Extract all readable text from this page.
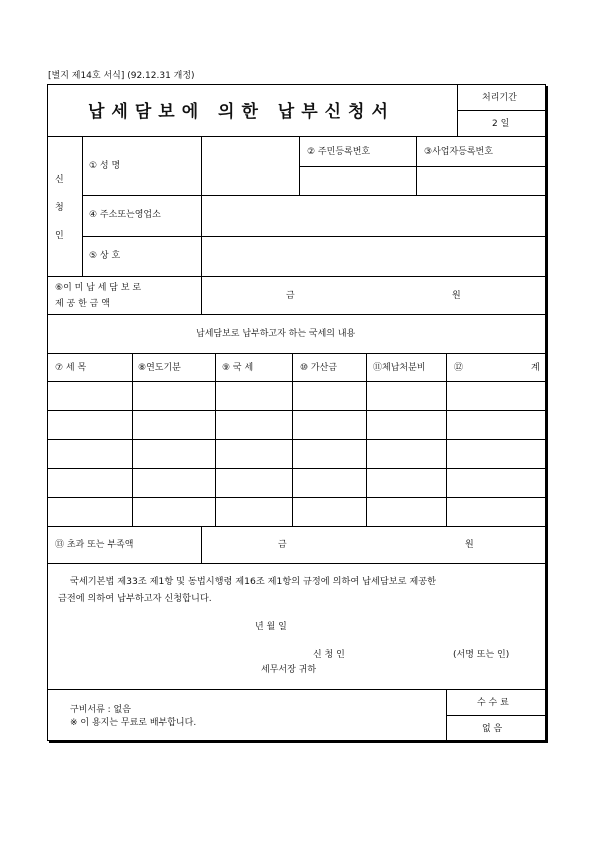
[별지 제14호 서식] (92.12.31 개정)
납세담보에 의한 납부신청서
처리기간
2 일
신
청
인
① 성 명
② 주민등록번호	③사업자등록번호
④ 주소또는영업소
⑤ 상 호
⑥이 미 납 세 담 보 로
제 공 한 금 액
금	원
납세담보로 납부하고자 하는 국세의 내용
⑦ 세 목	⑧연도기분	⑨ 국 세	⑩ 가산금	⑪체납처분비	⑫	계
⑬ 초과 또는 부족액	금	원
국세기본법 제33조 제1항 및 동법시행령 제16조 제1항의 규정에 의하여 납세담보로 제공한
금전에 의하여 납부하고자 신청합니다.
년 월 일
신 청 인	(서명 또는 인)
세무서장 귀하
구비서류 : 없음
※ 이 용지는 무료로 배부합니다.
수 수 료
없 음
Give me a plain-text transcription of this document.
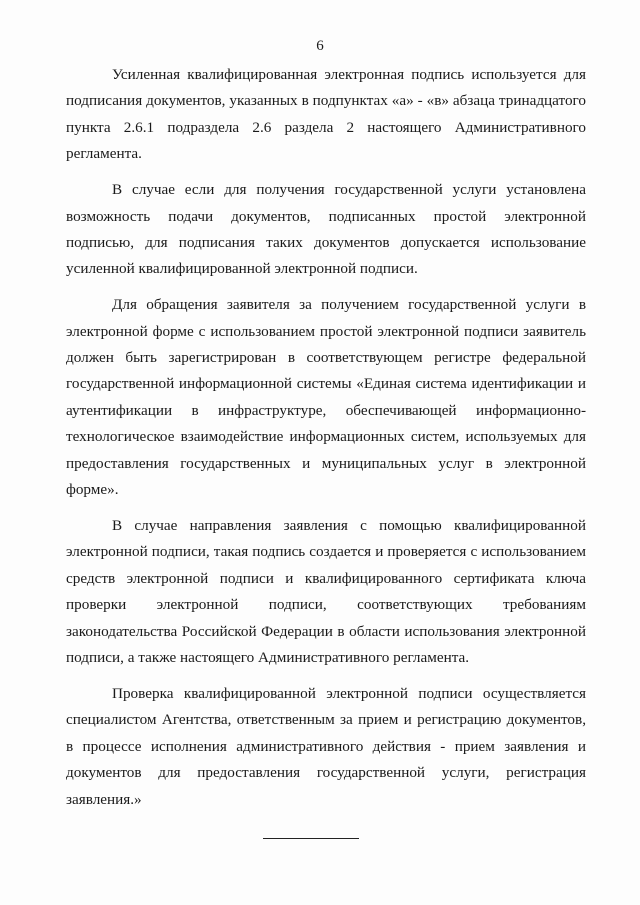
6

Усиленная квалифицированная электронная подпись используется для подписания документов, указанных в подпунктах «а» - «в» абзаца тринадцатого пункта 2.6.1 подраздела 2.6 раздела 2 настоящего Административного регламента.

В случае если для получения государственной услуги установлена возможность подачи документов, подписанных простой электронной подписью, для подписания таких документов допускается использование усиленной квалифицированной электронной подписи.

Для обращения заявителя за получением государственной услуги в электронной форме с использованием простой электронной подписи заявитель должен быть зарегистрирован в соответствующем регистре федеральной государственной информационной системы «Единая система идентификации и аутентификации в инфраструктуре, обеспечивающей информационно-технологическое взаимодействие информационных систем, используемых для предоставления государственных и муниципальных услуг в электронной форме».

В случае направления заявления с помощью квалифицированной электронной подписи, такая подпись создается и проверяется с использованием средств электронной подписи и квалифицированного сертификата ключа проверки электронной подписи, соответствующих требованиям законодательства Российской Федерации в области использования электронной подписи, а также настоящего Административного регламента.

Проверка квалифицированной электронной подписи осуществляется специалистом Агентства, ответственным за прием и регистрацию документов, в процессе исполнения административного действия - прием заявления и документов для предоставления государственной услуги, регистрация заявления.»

* * * * * * * * *

** Goal of the exercise **
Reproduce every line precisely as given, omitting all pictures.

** The solution **
Extract all readable text from this page.
[별지 제14호 서식] (92.12.31 개정)
납세담보에 의한 납부신청서
처리기간
2 일
신
청
인
① 성 명
② 주민등록번호	③사업자등록번호
④ 주소또는영업소
⑤ 상 호
⑥이 미 납 세 담 보 로
제 공 한 금 액
금	원
납세담보로 납부하고자 하는 국세의 내용
⑦ 세 목	⑧연도기분	⑨ 국 세	⑩ 가산금	⑪체납처분비	⑫	계
⑬ 초과 또는 부족액	금	원
국세기본법 제33조 제1항 및 동법시행령 제16조 제1항의 규정에 의하여 납세담보로 제공한
금전에 의하여 납부하고자 신청합니다.
년 월 일
신 청 인	(서명 또는 인)
세무서장 귀하
구비서류 : 없음
※ 이 용지는 무료로 배부합니다.
수 수 료
없 음
Give me a plain-text transcription of this document.
6

Усиленная квалифицированная электронная подпись используется для подписания документов, указанных в подпунктах «а» - «в» абзаца тринадцатого пункта 2.6.1 подраздела 2.6 раздела 2 настоящего Административного регламента.

В случае если для получения государственной услуги установлена возможность подачи документов, подписанных простой электронной подписью, для подписания таких документов допускается использование усиленной квалифицированной электронной подписи.

Для обращения заявителя за получением государственной услуги в электронной форме с использованием простой электронной подписи заявитель должен быть зарегистрирован в соответствующем регистре федеральной государственной информационной системы «Единая система идентификации и аутентификации в инфраструктуре, обеспечивающей информационно-технологическое взаимодействие информационных систем, используемых для предоставления государственных и муниципальных услуг в электронной форме».

В случае направления заявления с помощью квалифицированной электронной подписи, такая подпись создается и проверяется с использованием средств электронной подписи и квалифицированного сертификата ключа проверки электронной подписи, соответствующих требованиям законодательства Российской Федерации в области использования электронной подписи, а также настоящего Административного регламента.

Проверка квалифицированной электронной подписи осуществляется специалистом Агентства, ответственным за прием и регистрацию документов, в процессе исполнения административного действия - прием заявления и документов для предоставления государственной услуги, регистрация заявления.»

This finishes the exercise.